** LISTING **

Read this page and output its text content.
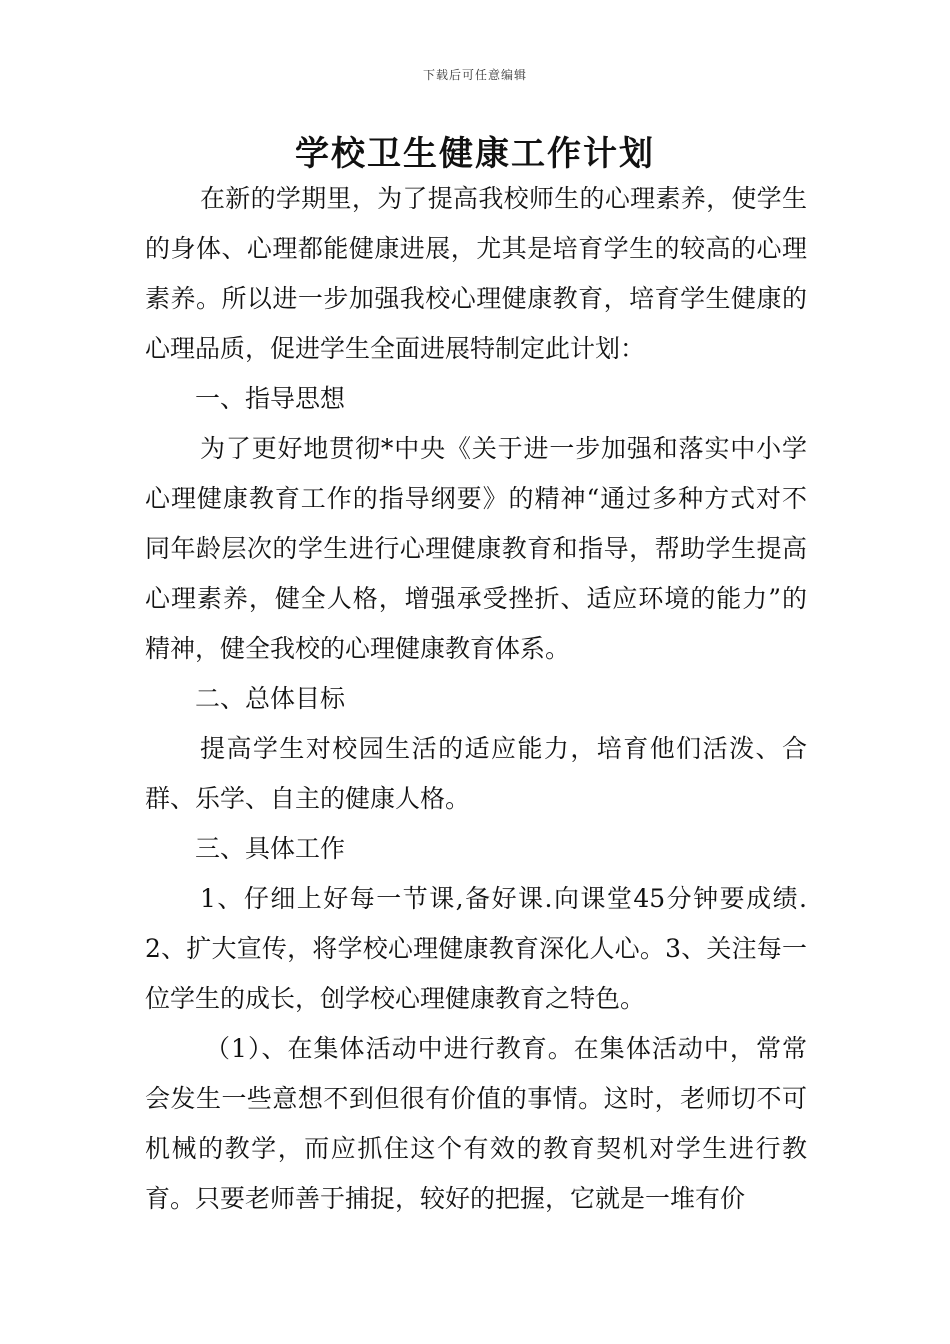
下载后可任意编辑
学校卫生健康工作计划

在新的学期里，为了提高我校师生的心理素养，使学生的身体、心理都能健康进展，尤其是培育学生的较高的心理素养。所以进一步加强我校心理健康教育，培育学生健康的心理品质，促进学生全面进展特制定此计划：

一、指导思想

为了更好地贯彻*中央《关于进一步加强和落实中小学心理健康教育工作的指导纲要》的精神“通过多种方式对不同年龄层次的学生进行心理健康教育和指导，帮助学生提高心理素养，健全人格，增强承受挫折、适应环境的能力”的精神，健全我校的心理健康教育体系。

二、总体目标

提高学生对校园生活的适应能力，培育他们活泼、合群、乐学、自主的健康人格。

三、具体工作

1、仔细上好每一节课,备好课.向课堂45分钟要成绩.2、扩大宣传，将学校心理健康教育深化人心。3、关注每一位学生的成长，创学校心理健康教育之特色。

（1）、在集体活动中进行教育。在集体活动中，常常会发生一些意想不到但很有价值的事情。这时，老师切不可机械的教学，而应抓住这个有效的教育契机对学生进行教育。只要老师善于捕捉，较好的把握，它就是一堆有价
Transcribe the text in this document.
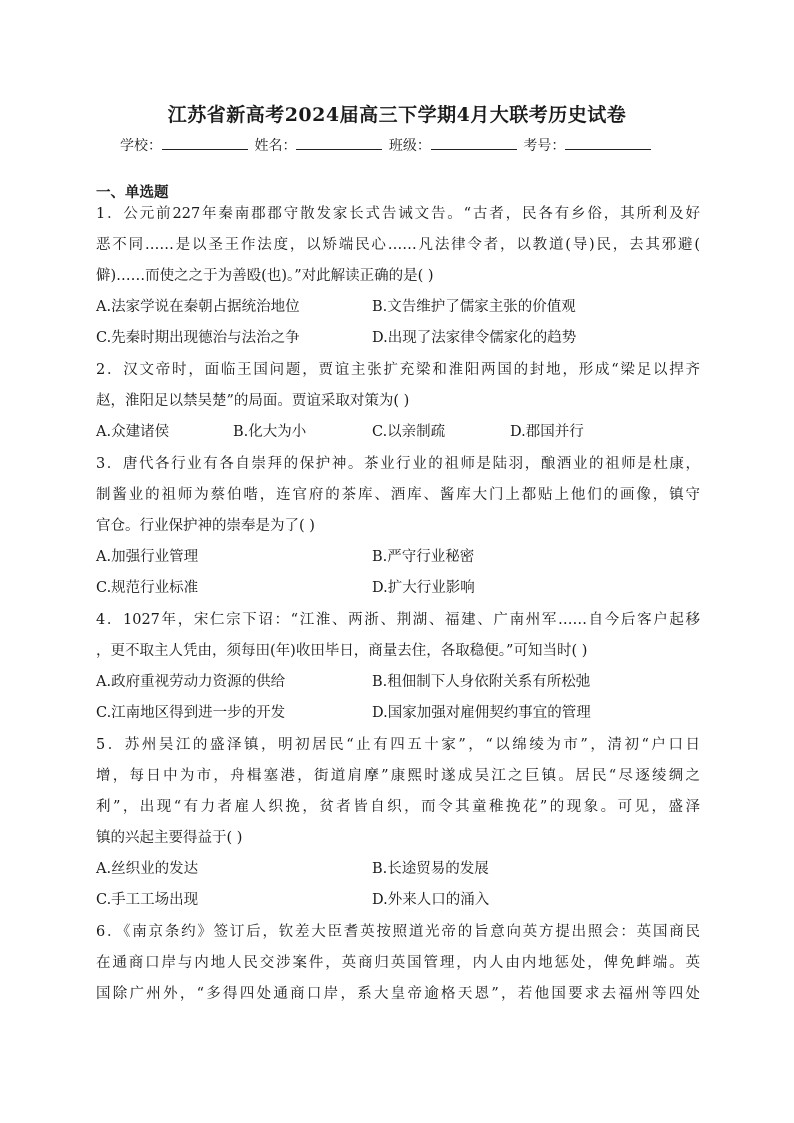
江苏省新高考2024届高三下学期4月大联考历史试卷
学校：	姓名：	班级：	考号：
一、单选题
1．公元前227年秦南郡郡守散发家长式告诫文告。“古者，民各有乡俗，其所利及好
恶不同……是以圣王作法度，以矫端民心……凡法律令者，以教道(导)民，去其邪避(
僻)……而使之之于为善殴(也)。”对此解读正确的是( )
A.法家学说在秦朝占据统治地位	B.文告维护了儒家主张的价值观
C.先秦时期出现德治与法治之争	D.出现了法家律令儒家化的趋势
2．汉文帝时，面临王国问题，贾谊主张扩充梁和淮阳两国的封地，形成“梁足以捍齐
赵，淮阳足以禁吴楚”的局面。贾谊采取对策为( )
A.众建诸侯	B.化大为小	C.以亲制疏	D.郡国并行
3．唐代各行业有各自崇拜的保护神。茶业行业的祖师是陆羽，酿酒业的祖师是杜康，
制酱业的祖师为蔡伯喈，连官府的茶库、酒库、酱库大门上都贴上他们的画像，镇守
官仓。行业保护神的崇奉是为了( )
A.加强行业管理	B.严守行业秘密
C.规范行业标准	D.扩大行业影响
4．1027年，宋仁宗下诏：“江淮、两浙、荆湖、福建、广南州军……自今后客户起移
，更不取主人凭由，须每田(年)收田毕日，商量去住，各取稳便。”可知当时( )
A.政府重视劳动力资源的供给	B.租佃制下人身依附关系有所松弛
C.江南地区得到进一步的开发	D.国家加强对雇佣契约事宜的管理
5．苏州吴江的盛泽镇，明初居民“止有四五十家”，“以绵绫为市”，清初“户口日
增，每日中为市，舟楫塞港，街道肩摩”康熙时遂成吴江之巨镇。居民“尽逐绫绸之
利”，出现“有力者雇人织挽，贫者皆自织，而令其童稚挽花”的现象。可见，盛泽
镇的兴起主要得益于( )
A.丝织业的发达	B.长途贸易的发展
C.手工工场出现	D.外来人口的涌入
6．《南京条约》签订后，钦差大臣耆英按照道光帝的旨意向英方提出照会：英国商民
在通商口岸与内地人民交涉案件，英商归英国管理，内人由内地惩处，俾免衅端。英
国除广州外，“多得四处通商口岸，系大皇帝逾格天恩”，若他国要求去福州等四处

** PROMPT **
Select and copy each line from the data that includes the word "text".

** RESPONSE BELOW **
Read this page and output its text content.
Transcribe the text in this document.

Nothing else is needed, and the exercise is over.